- _AIM OF THE EXERCISE_
What follows is a set of records; repeat all of them exactly.

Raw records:
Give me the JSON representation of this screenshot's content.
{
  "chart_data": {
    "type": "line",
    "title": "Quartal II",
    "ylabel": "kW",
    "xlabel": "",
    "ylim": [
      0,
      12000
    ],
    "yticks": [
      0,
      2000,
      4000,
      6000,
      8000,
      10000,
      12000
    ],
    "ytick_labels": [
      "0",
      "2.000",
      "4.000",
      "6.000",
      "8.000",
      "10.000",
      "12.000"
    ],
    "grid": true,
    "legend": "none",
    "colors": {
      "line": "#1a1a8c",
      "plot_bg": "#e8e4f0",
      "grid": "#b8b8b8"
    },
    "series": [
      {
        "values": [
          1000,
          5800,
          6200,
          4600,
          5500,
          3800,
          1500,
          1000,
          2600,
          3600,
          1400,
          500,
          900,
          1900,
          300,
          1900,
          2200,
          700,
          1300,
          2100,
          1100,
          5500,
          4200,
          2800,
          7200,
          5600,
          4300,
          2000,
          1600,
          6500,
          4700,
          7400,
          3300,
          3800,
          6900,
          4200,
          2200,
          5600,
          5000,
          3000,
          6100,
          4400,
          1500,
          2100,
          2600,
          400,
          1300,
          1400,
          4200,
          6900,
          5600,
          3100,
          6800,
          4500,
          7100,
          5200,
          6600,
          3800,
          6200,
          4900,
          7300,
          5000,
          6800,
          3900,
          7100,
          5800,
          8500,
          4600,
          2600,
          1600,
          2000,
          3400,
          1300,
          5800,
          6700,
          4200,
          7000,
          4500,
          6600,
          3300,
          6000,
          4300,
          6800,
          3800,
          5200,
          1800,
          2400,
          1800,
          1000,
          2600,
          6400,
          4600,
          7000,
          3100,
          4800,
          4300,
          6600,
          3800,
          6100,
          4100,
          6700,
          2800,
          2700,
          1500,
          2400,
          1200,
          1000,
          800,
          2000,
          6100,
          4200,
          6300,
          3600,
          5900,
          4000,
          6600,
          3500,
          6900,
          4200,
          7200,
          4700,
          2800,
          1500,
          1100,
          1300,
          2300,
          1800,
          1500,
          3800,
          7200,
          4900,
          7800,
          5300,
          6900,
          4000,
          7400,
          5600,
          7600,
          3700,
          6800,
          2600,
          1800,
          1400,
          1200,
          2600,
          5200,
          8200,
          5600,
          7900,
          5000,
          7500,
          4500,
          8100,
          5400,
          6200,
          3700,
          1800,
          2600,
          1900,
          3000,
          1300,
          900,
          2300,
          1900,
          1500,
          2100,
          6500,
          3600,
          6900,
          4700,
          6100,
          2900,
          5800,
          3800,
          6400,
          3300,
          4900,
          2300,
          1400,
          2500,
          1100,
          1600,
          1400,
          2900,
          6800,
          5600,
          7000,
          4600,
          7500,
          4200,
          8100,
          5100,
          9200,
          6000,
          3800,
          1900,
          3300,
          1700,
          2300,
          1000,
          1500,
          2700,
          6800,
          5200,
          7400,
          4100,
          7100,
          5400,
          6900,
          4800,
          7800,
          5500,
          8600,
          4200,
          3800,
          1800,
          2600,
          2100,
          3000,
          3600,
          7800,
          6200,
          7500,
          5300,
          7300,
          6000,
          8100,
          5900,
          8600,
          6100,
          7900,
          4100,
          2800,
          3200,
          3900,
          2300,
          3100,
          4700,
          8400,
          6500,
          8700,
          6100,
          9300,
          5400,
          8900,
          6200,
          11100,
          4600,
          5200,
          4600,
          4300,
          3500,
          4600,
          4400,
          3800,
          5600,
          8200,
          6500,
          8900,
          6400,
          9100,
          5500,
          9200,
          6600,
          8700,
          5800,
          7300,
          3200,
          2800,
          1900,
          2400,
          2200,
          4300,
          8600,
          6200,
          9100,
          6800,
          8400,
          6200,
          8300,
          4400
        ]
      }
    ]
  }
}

- _THE REPLY_
Give me the JSON representation of this screenshot's content.
{
  "chart_data": {
    "type": "line",
    "title": "Quartal II",
    "ylabel": "kW",
    "xlabel": "",
    "ylim": [
      0,
      12000
    ],
    "yticks": [
      0,
      2000,
      4000,
      6000,
      8000,
      10000,
      12000
    ],
    "ytick_labels": [
      "0",
      "2.000",
      "4.000",
      "6.000",
      "8.000",
      "10.000",
      "12.000"
    ],
    "grid": true,
    "legend": "none",
    "colors": {
      "line": "#1a1a8c",
      "plot_bg": "#e8e4f0",
      "grid": "#b8b8b8"
    },
    "series": [
      {
        "values": [
          1000,
          5800,
          6200,
          4600,
          5500,
          3800,
          1500,
          1000,
          2600,
          3600,
          1400,
          500,
          900,
          1900,
          300,
          1900,
          2200,
          700,
          1300,
          2100,
          1100,
          5500,
          4200,
          2800,
          7200,
          5600,
          4300,
          2000,
          1600,
          6500,
          4700,
          7400,
          3300,
          3800,
          6900,
          4200,
          2200,
          5600,
          5000,
          3000,
          6100,
          4400,
          1500,
          2100,
          2600,
          400,
          1300,
          1400,
          4200,
          6900,
          5600,
          3100,
          6800,
          4500,
          7100,
          5200,
          6600,
          3800,
          6200,
          4900,
          7300,
          5000,
          6800,
          3900,
          7100,
          5800,
          8500,
          4600,
          2600,
          1600,
          2000,
          3400,
          1300,
          5800,
          6700,
          4200,
          7000,
          4500,
          6600,
          3300,
          6000,
          4300,
          6800,
          3800,
          5200,
          1800,
          2400,
          1800,
          1000,
          2600,
          6400,
          4600,
          7000,
          3100,
          4800,
          4300,
          6600,
          3800,
          6100,
          4100,
          6700,
          2800,
          2700,
          1500,
          2400,
          1200,
          1000,
          800,
          2000,
          6100,
          4200,
          6300,
          3600,
          5900,
          4000,
          6600,
          3500,
          6900,
          4200,
          7200,
          4700,
          2800,
          1500,
          1100,
          1300,
          2300,
          1800,
          1500,
          3800,
          7200,
          4900,
          7800,
          5300,
          6900,
          4000,
          7400,
          5600,
          7600,
          3700,
          6800,
          2600,
          1800,
          1400,
          1200,
          2600,
          5200,
          8200,
          5600,
          7900,
          5000,
          7500,
          4500,
          8100,
          5400,
          6200,
          3700,
          1800,
          2600,
          1900,
          3000,
          1300,
          900,
          2300,
          1900,
          1500,
          2100,
          6500,
          3600,
          6900,
          4700,
          6100,
          2900,
          5800,
          3800,
          6400,
          3300,
          4900,
          2300,
          1400,
          2500,
          1100,
          1600,
          1400,
          2900,
          6800,
          5600,
          7000,
          4600,
          7500,
          4200,
          8100,
          5100,
          9200,
          6000,
          3800,
          1900,
          3300,
          1700,
          2300,
          1000,
          1500,
          2700,
          6800,
          5200,
          7400,
          4100,
          7100,
          5400,
          6900,
          4800,
          7800,
          5500,
          8600,
          4200,
          3800,
          1800,
          2600,
          2100,
          3000,
          3600,
          7800,
          6200,
          7500,
          5300,
          7300,
          6000,
          8100,
          5900,
          8600,
          6100,
          7900,
          4100,
          2800,
          3200,
          3900,
          2300,
          3100,
          4700,
          8400,
          6500,
          8700,
          6100,
          9300,
          5400,
          8900,
          6200,
          11100,
          4600,
          5200,
          4600,
          4300,
          3500,
          4600,
          4400,
          3800,
          5600,
          8200,
          6500,
          8900,
          6400,
          9100,
          5500,
          9200,
          6600,
          8700,
          5800,
          7300,
          3200,
          2800,
          1900,
          2400,
          2200,
          4300,
          8600,
          6200,
          9100,
          6800,
          8400,
          6200,
          8300,
          4400
        ]
      }
    ]
  }
}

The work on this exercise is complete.